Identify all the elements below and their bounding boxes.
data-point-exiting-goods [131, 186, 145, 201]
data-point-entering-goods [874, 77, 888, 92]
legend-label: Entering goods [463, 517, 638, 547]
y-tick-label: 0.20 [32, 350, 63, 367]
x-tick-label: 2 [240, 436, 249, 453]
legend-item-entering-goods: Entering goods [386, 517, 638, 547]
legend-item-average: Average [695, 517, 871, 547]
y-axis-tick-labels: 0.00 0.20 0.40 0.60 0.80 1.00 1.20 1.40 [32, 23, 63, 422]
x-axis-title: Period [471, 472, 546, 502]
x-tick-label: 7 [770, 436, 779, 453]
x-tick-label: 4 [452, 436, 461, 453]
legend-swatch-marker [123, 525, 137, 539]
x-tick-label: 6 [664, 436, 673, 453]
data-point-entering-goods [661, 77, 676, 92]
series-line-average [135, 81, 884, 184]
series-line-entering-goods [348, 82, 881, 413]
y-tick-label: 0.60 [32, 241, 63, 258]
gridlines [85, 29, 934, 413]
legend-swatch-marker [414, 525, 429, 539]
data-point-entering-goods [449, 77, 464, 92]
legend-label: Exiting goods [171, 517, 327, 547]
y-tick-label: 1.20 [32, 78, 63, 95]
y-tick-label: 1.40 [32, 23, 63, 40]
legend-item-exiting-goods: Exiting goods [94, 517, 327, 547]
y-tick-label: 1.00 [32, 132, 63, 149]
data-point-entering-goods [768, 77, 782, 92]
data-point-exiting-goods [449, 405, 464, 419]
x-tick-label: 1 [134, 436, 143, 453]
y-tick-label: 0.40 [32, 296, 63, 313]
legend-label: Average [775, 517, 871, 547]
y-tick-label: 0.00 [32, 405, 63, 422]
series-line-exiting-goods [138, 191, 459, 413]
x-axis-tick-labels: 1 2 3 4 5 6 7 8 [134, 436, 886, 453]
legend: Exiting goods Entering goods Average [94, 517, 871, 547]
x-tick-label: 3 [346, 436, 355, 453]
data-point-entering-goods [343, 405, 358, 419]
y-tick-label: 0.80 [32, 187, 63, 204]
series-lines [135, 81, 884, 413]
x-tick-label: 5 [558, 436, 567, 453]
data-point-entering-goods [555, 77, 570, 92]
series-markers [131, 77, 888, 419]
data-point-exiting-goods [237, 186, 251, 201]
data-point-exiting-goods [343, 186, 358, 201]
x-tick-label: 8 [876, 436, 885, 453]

= REQUIREMENTS =
Copy the records word for word, starting at their first line and stopping after the line that contains "x-tick-label: 1 [134, 436, 143, 453]".

= EXERCISE ANSWER =
Identify all the elements below and their bounding boxes.
data-point-exiting-goods [131, 186, 145, 201]
data-point-entering-goods [874, 77, 888, 92]
legend-label: Entering goods [463, 517, 638, 547]
y-tick-label: 0.20 [32, 350, 63, 367]
x-tick-label: 2 [240, 436, 249, 453]
legend-item-entering-goods: Entering goods [386, 517, 638, 547]
legend-item-average: Average [695, 517, 871, 547]
y-axis-tick-labels: 0.00 0.20 0.40 0.60 0.80 1.00 1.20 1.40 [32, 23, 63, 422]
x-axis-title: Period [471, 472, 546, 502]
x-tick-label: 7 [770, 436, 779, 453]
x-tick-label: 4 [452, 436, 461, 453]
legend-swatch-marker [123, 525, 137, 539]
x-tick-label: 6 [664, 436, 673, 453]
data-point-entering-goods [661, 77, 676, 92]
series-line-average [135, 81, 884, 184]
series-line-entering-goods [348, 82, 881, 413]
y-tick-label: 0.60 [32, 241, 63, 258]
gridlines [85, 29, 934, 413]
legend-swatch-marker [414, 525, 429, 539]
data-point-entering-goods [449, 77, 464, 92]
legend-label: Exiting goods [171, 517, 327, 547]
y-tick-label: 1.20 [32, 78, 63, 95]
y-tick-label: 1.40 [32, 23, 63, 40]
legend-item-exiting-goods: Exiting goods [94, 517, 327, 547]
y-tick-label: 1.00 [32, 132, 63, 149]
data-point-entering-goods [768, 77, 782, 92]
data-point-exiting-goods [449, 405, 464, 419]
x-tick-label: 1 [134, 436, 143, 453]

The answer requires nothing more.